• _REQUIREMENTS_:
Search the records for "亿人增加到". Copy every line where it appears.

****************

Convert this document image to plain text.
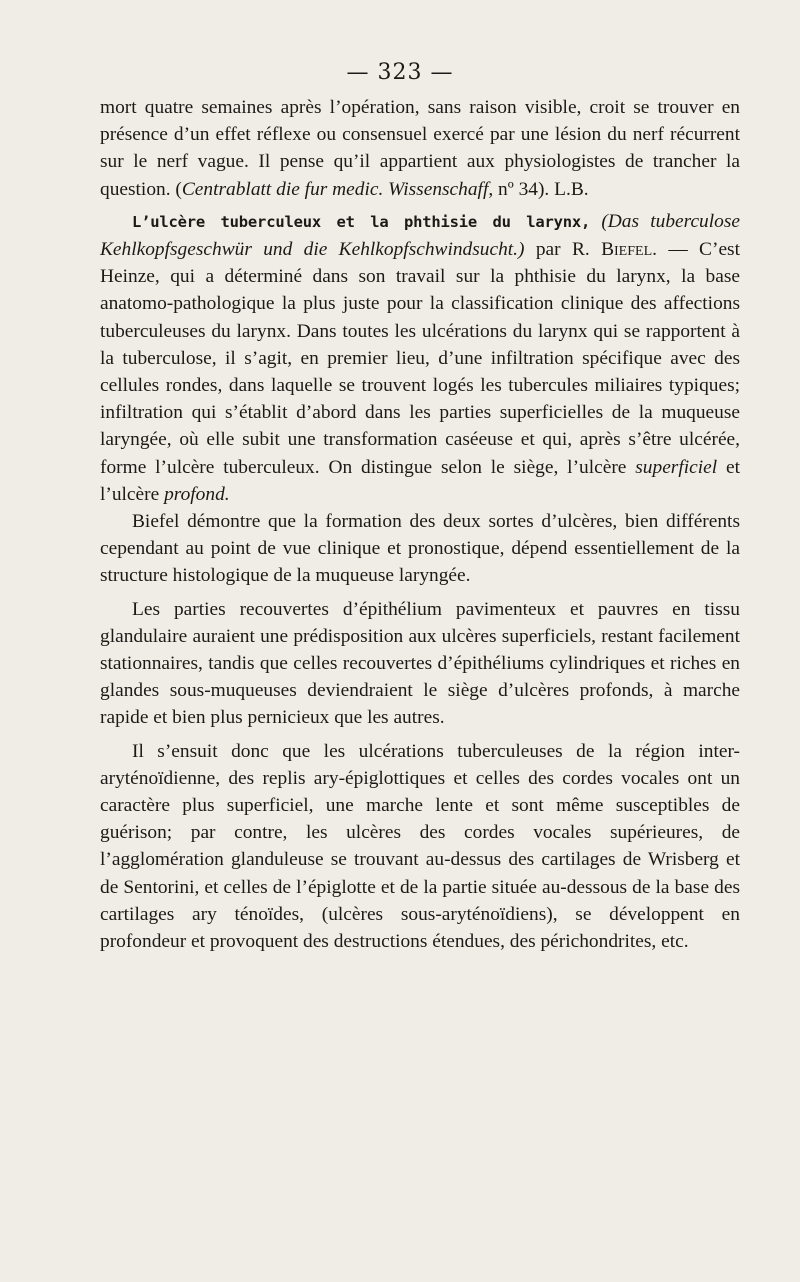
— 323 —

mort quatre semaines après l’opération, sans raison visible, croit se trouver en présence d’un effet réflexe ou consensuel exercé par une lésion du nerf récurrent sur le nerf vague. Il pense qu’il appartient aux physiologistes de trancher la question. (Centrablatt die fur medic. Wissenschaff, nº 34). L.B.

L’ulcère tuberculeux et la phthisie du larynx, (Das tuberculose Kehlkopfsgeschwür und die Kehlkopfschwindsucht.) par R. Biefel. — C’est Heinze, qui a déterminé dans son travail sur la phthisie du larynx, la base anatomo-pathologique la plus juste pour la classification clinique des affections tuberculeuses du larynx. Dans toutes les ulcérations du larynx qui se rapportent à la tuberculose, il s’agit, en premier lieu, d’une infiltration spécifique avec des cellules rondes, dans laquelle se trouvent logés les tubercules miliaires typiques; infiltration qui s’établit d’abord dans les parties superficielles de la muqueuse laryngée, où elle subit une transformation caséeuse et qui, après s’être ulcérée, forme l’ulcère tuberculeux. On distingue selon le siège, l’ulcère superficiel et l’ulcère profond.

Biefel démontre que la formation des deux sortes d’ulcères, bien différents cependant au point de vue clinique et pronostique, dépend essentiellement de la structure histologique de la muqueuse laryngée.

Les parties recouvertes d’épithélium pavimenteux et pauvres en tissu glandulaire auraient une prédisposition aux ulcères superficiels, restant facilement stationnaires, tandis que celles recouvertes d’épithéliums cylindriques et riches en glandes sous-muqueuses deviendraient le siège d’ulcères profonds, à marche rapide et bien plus pernicieux que les autres.

Il s’ensuit donc que les ulcérations tuberculeuses de la région inter-aryténoïdienne, des replis ary-épiglottiques et celles des cordes vocales ont un caractère plus superficiel, une marche lente et sont même susceptibles de guérison; par contre, les ulcères des cordes vocales supérieures, de l’agglomération glanduleuse se trouvant au-dessus des cartilages de Wrisberg et de Sentorini, et celles de l’épiglotte et de la partie située au-dessous de la base des cartilages ary ténoïdes, (ulcères sous-aryténoïdiens), se développent en profondeur et provoquent des destructions étendues, des périchondrites, etc.
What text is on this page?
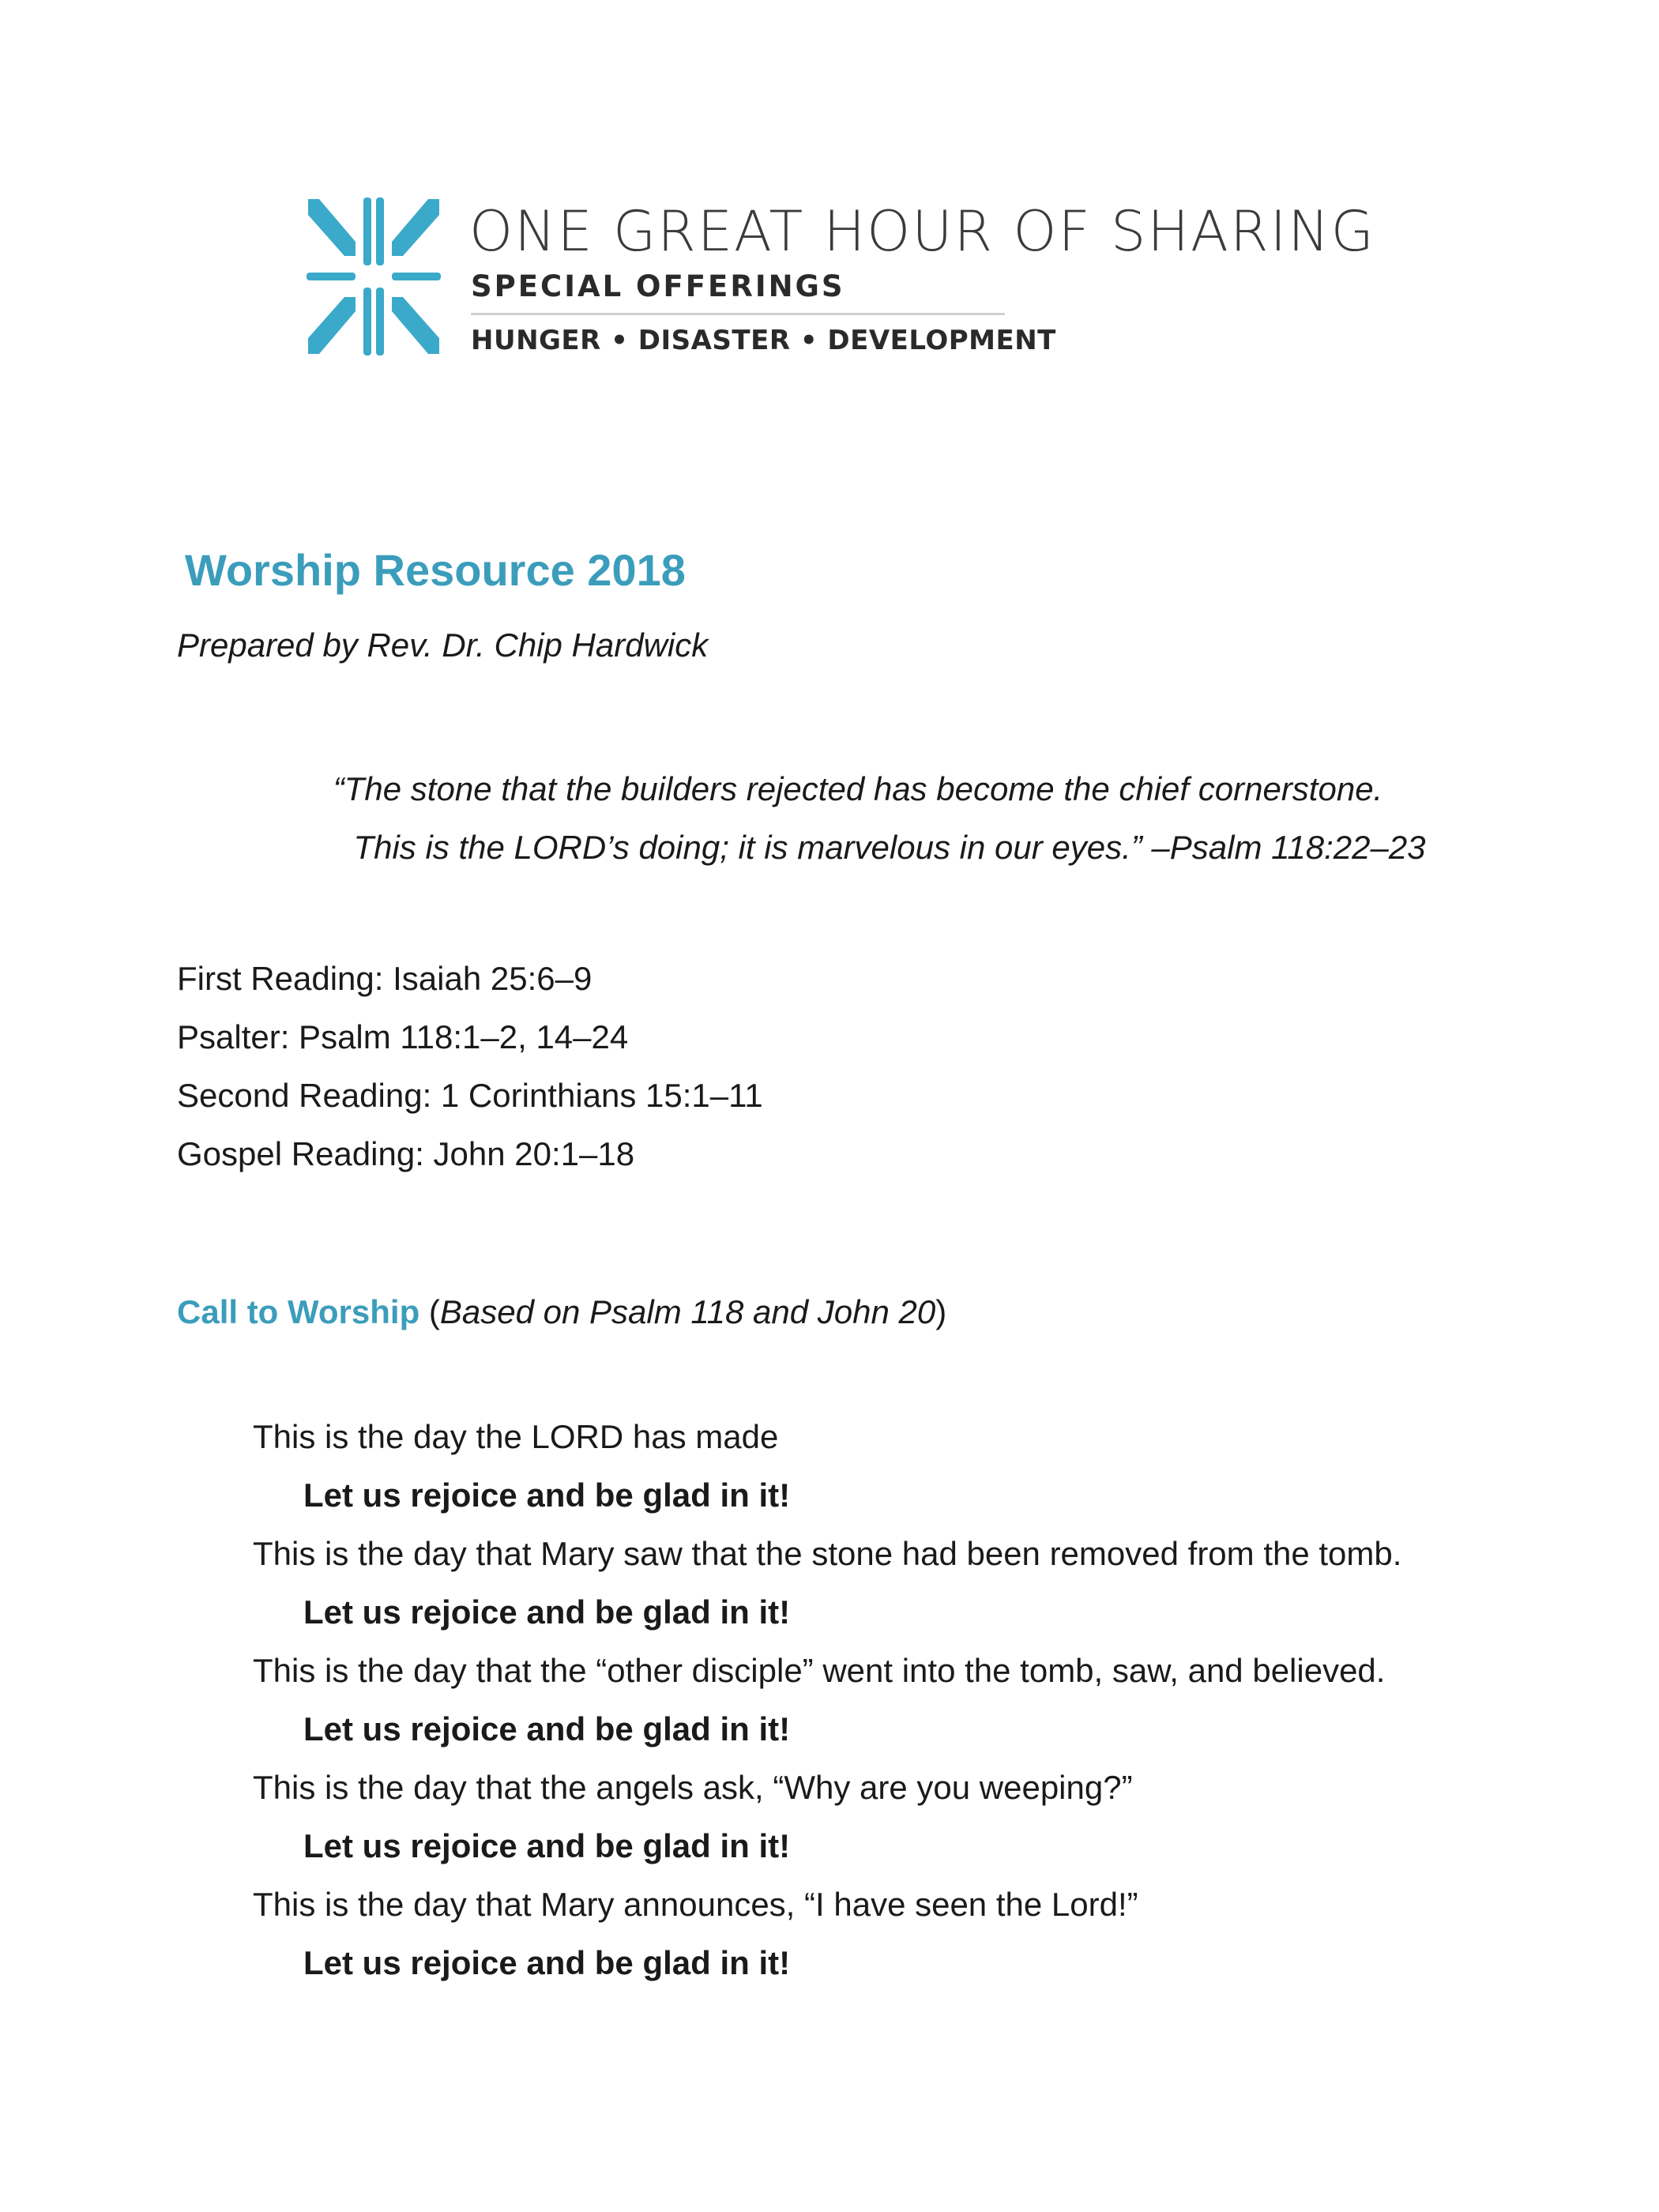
ONE GREAT HOUR OF SHARING
SPECIAL OFFERINGS
HUNGER • DISASTER • DEVELOPMENT
Worship Resource 2018
Prepared by Rev. Dr. Chip Hardwick
“The stone that the builders rejected has become the chief cornerstone.
This is the LORD’s doing; it is marvelous in our eyes.” –Psalm 118:22–23
First Reading: Isaiah 25:6–9
Psalter: Psalm 118:1–2, 14–24
Second Reading: 1 Corinthians 15:1–11
Gospel Reading: John 20:1–18
Call to Worship (Based on Psalm 118 and John 20)
This is the day the LORD has made
Let us rejoice and be glad in it!
This is the day that Mary saw that the stone had been removed from the tomb.
Let us rejoice and be glad in it!
This is the day that the “other disciple” went into the tomb, saw, and believed.
Let us rejoice and be glad in it!
This is the day that the angels ask, “Why are you weeping?”
Let us rejoice and be glad in it!
This is the day that Mary announces, “I have seen the Lord!”
Let us rejoice and be glad in it!
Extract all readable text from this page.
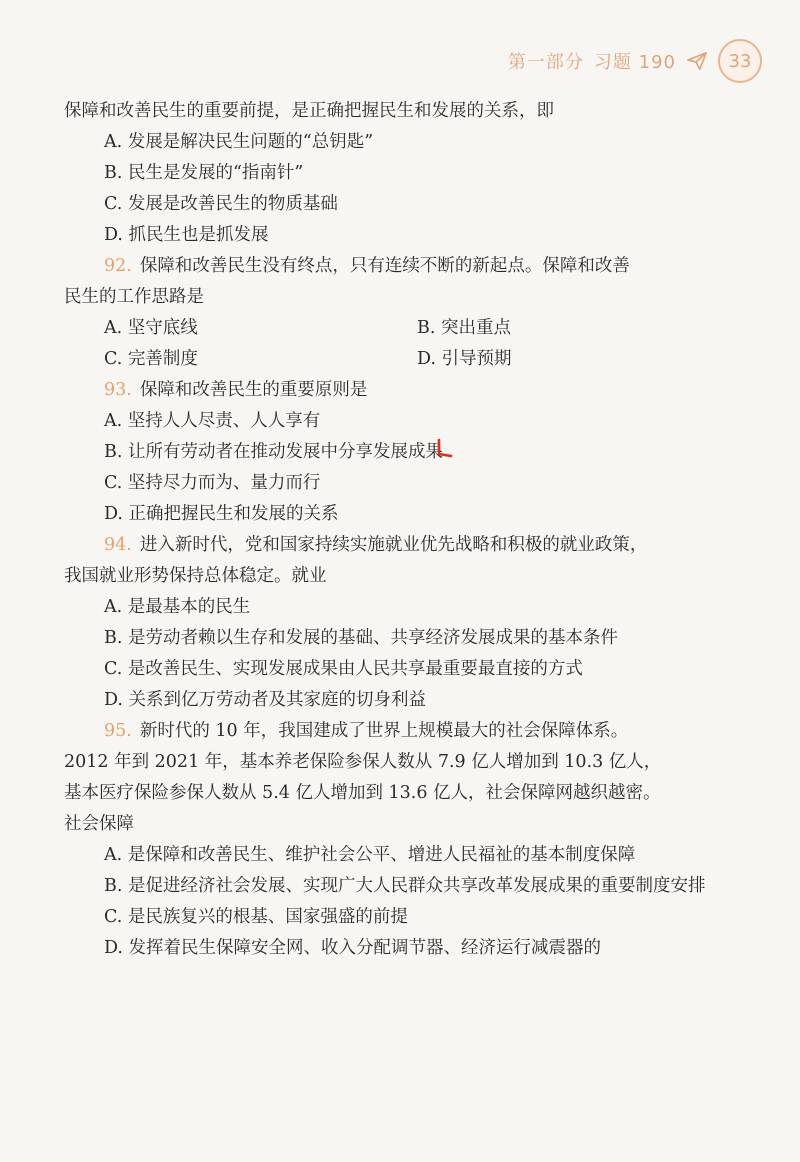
第一部分 习题 190	33
保障和改善民生的重要前提，是正确把握民生和发展的关系，即
A. 发展是解决民生问题的“总钥匙”
B. 民生是发展的“指南针”
C. 发展是改善民生的物质基础
D. 抓民生也是抓发展
92. 保障和改善民生没有终点，只有连续不断的新起点。保障和改善
民生的工作思路是
A. 坚守底线	B. 突出重点
C. 完善制度	D. 引导预期
93. 保障和改善民生的重要原则是
A. 坚持人人尽责、人人享有
B. 让所有劳动者在推动发展中分享发展成果
C. 坚持尽力而为、量力而行
D. 正确把握民生和发展的关系
94. 进入新时代，党和国家持续实施就业优先战略和积极的就业政策，
我国就业形势保持总体稳定。就业
A. 是最基本的民生
B. 是劳动者赖以生存和发展的基础、共享经济发展成果的基本条件
C. 是改善民生、实现发展成果由人民共享最重要最直接的方式
D. 关系到亿万劳动者及其家庭的切身利益
95. 新时代的 10 年，我国建成了世界上规模最大的社会保障体系。
2012 年到 2021 年，基本养老保险参保人数从 7.9 亿人增加到 10.3 亿人，
基本医疗保险参保人数从 5.4 亿人增加到 13.6 亿人，社会保障网越织越密。
社会保障
A. 是保障和改善民生、维护社会公平、增进人民福祉的基本制度保障
B. 是促进经济社会发展、实现广大人民群众共享改革发展成果的重要制度安排
C. 是民族复兴的根基、国家强盛的前提
D. 发挥着民生保障安全网、收入分配调节器、经济运行减震器的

****************

• _EXPECTED OUTPUT_:
2012 年到 2021 年，基本养老保险参保人数从 7.9 亿人增加到 10.3 亿人，
基本医疗保险参保人数从 5.4 亿人增加到 13.6 亿人，社会保障网越织越密。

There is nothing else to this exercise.